**WHAT IS EXPECTED**
Copy out the data exactly, leaving the pictures behind.

*****

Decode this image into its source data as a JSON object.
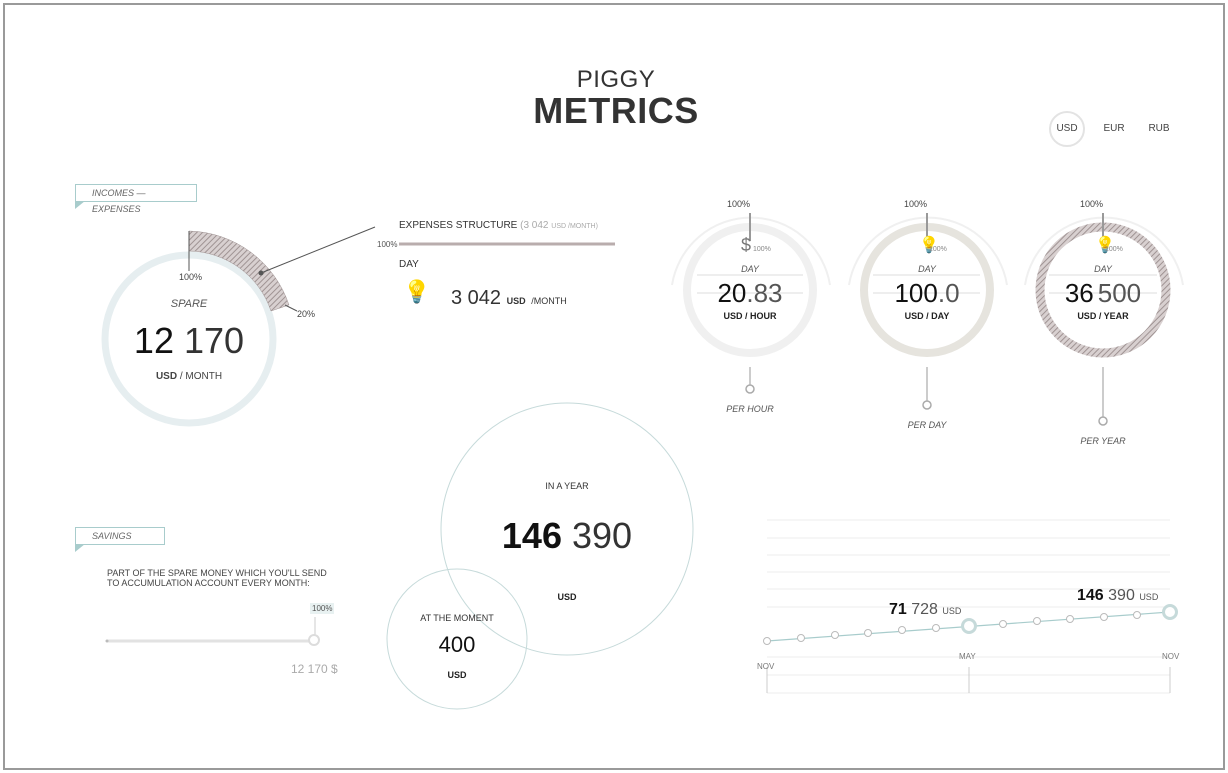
{
  "logo": {
    "line1": "PIGGY",
    "line2": "METRICS"
  },
  "currency": {
    "options": [
      "USD",
      "EUR",
      "RUB"
    ],
    "selected": "USD"
  },
  "incomes": {
    "tag": "INCOMES — EXPENSES",
    "spare_label": "SPARE",
    "spare_value_main": "12",
    "spare_value_rest": "170",
    "unit_currency": "USD",
    "unit_period": "/ MONTH",
    "pct_top": "100%",
    "pct_side": "20%"
  },
  "expenses": {
    "title": "EXPENSES STRUCTURE",
    "subtitle_value": "(3 042",
    "subtitle_unit": "USD /MONTH)",
    "pct": "100%",
    "item_period": "DAY",
    "item_value": "3 042",
    "item_currency": "USD",
    "item_unit": "/MONTH"
  },
  "meters": [
    {
      "pct_top": "100%",
      "pct_mid": "100%",
      "period": "DAY",
      "value_main": "20",
      "value_rest": ".83",
      "unit": "USD / HOUR",
      "foot": "PER HOUR",
      "ring_color": "#eeeeee"
    },
    {
      "pct_top": "100%",
      "pct_mid": "100%",
      "period": "DAY",
      "value_main": "100",
      "value_rest": ".0",
      "unit": "USD / DAY",
      "foot": "PER DAY",
      "ring_color": "#e6e4de"
    },
    {
      "pct_top": "100%",
      "pct_mid": "100%",
      "period": "DAY",
      "value_main": "36",
      "value_rest": "500",
      "unit": "USD / YEAR",
      "foot": "PER YEAR",
      "ring_color": "#b9adad"
    }
  ],
  "savings": {
    "tag": "SAVINGS",
    "desc_line1": "PART OF THE SPARE MONEY WHICH YOU'LL SEND",
    "desc_line2": "TO ACCUMULATION ACCOUNT EVERY MONTH:",
    "slider_pct": "100%",
    "slider_value_fraction": 1.0,
    "amount": "12 170 $"
  },
  "bubbles": {
    "year_label": "IN A YEAR",
    "year_main": "146",
    "year_rest": "390",
    "year_unit": "USD",
    "now_label": "AT THE MOMENT",
    "now_value": "400",
    "now_unit": "USD"
  },
  "timeline": {
    "mid_main": "71",
    "mid_rest": "728",
    "mid_unit": "USD",
    "end_main": "146",
    "end_rest": "390",
    "end_unit": "USD",
    "labels": [
      "NOV",
      "MAY",
      "NOV"
    ]
  },
  "colors": {
    "accent": "#a8cccc",
    "ring": "#e6eef0",
    "hatch": "#b9adad"
  }
}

*****

**EXERCISE RESULT**
Decode this image into its source data as a JSON object.
{
  "logo": {
    "line1": "PIGGY",
    "line2": "METRICS"
  },
  "currency": {
    "options": [
      "USD",
      "EUR",
      "RUB"
    ],
    "selected": "USD"
  },
  "incomes": {
    "tag": "INCOMES — EXPENSES",
    "spare_label": "SPARE",
    "spare_value_main": "12",
    "spare_value_rest": "170",
    "unit_currency": "USD",
    "unit_period": "/ MONTH",
    "pct_top": "100%",
    "pct_side": "20%"
  },
  "expenses": {
    "title": "EXPENSES STRUCTURE",
    "subtitle_value": "(3 042",
    "subtitle_unit": "USD /MONTH)",
    "pct": "100%",
    "item_period": "DAY",
    "item_value": "3 042",
    "item_currency": "USD",
    "item_unit": "/MONTH"
  },
  "meters": [
    {
      "pct_top": "100%",
      "pct_mid": "100%",
      "period": "DAY",
      "value_main": "20",
      "value_rest": ".83",
      "unit": "USD / HOUR",
      "foot": "PER HOUR",
      "ring_color": "#eeeeee"
    },
    {
      "pct_top": "100%",
      "pct_mid": "100%",
      "period": "DAY",
      "value_main": "100",
      "value_rest": ".0",
      "unit": "USD / DAY",
      "foot": "PER DAY",
      "ring_color": "#e6e4de"
    },
    {
      "pct_top": "100%",
      "pct_mid": "100%",
      "period": "DAY",
      "value_main": "36",
      "value_rest": "500",
      "unit": "USD / YEAR",
      "foot": "PER YEAR",
      "ring_color": "#b9adad"
    }
  ],
  "savings": {
    "tag": "SAVINGS",
    "desc_line1": "PART OF THE SPARE MONEY WHICH YOU'LL SEND",
    "desc_line2": "TO ACCUMULATION ACCOUNT EVERY MONTH:",
    "slider_pct": "100%",
    "slider_value_fraction": 1.0,
    "amount": "12 170 $"
  },
  "bubbles": {
    "year_label": "IN A YEAR",
    "year_main": "146",
    "year_rest": "390",
    "year_unit": "USD",
    "now_label": "AT THE MOMENT",
    "now_value": "400",
    "now_unit": "USD"
  },
  "timeline": {
    "mid_main": "71",
    "mid_rest": "728",
    "mid_unit": "USD",
    "end_main": "146",
    "end_rest": "390",
    "end_unit": "USD",
    "labels": [
      "NOV",
      "MAY",
      "NOV"
    ]
  },
  "colors": {
    "accent": "#a8cccc",
    "ring": "#e6eef0",
    "hatch": "#b9adad"
  }
}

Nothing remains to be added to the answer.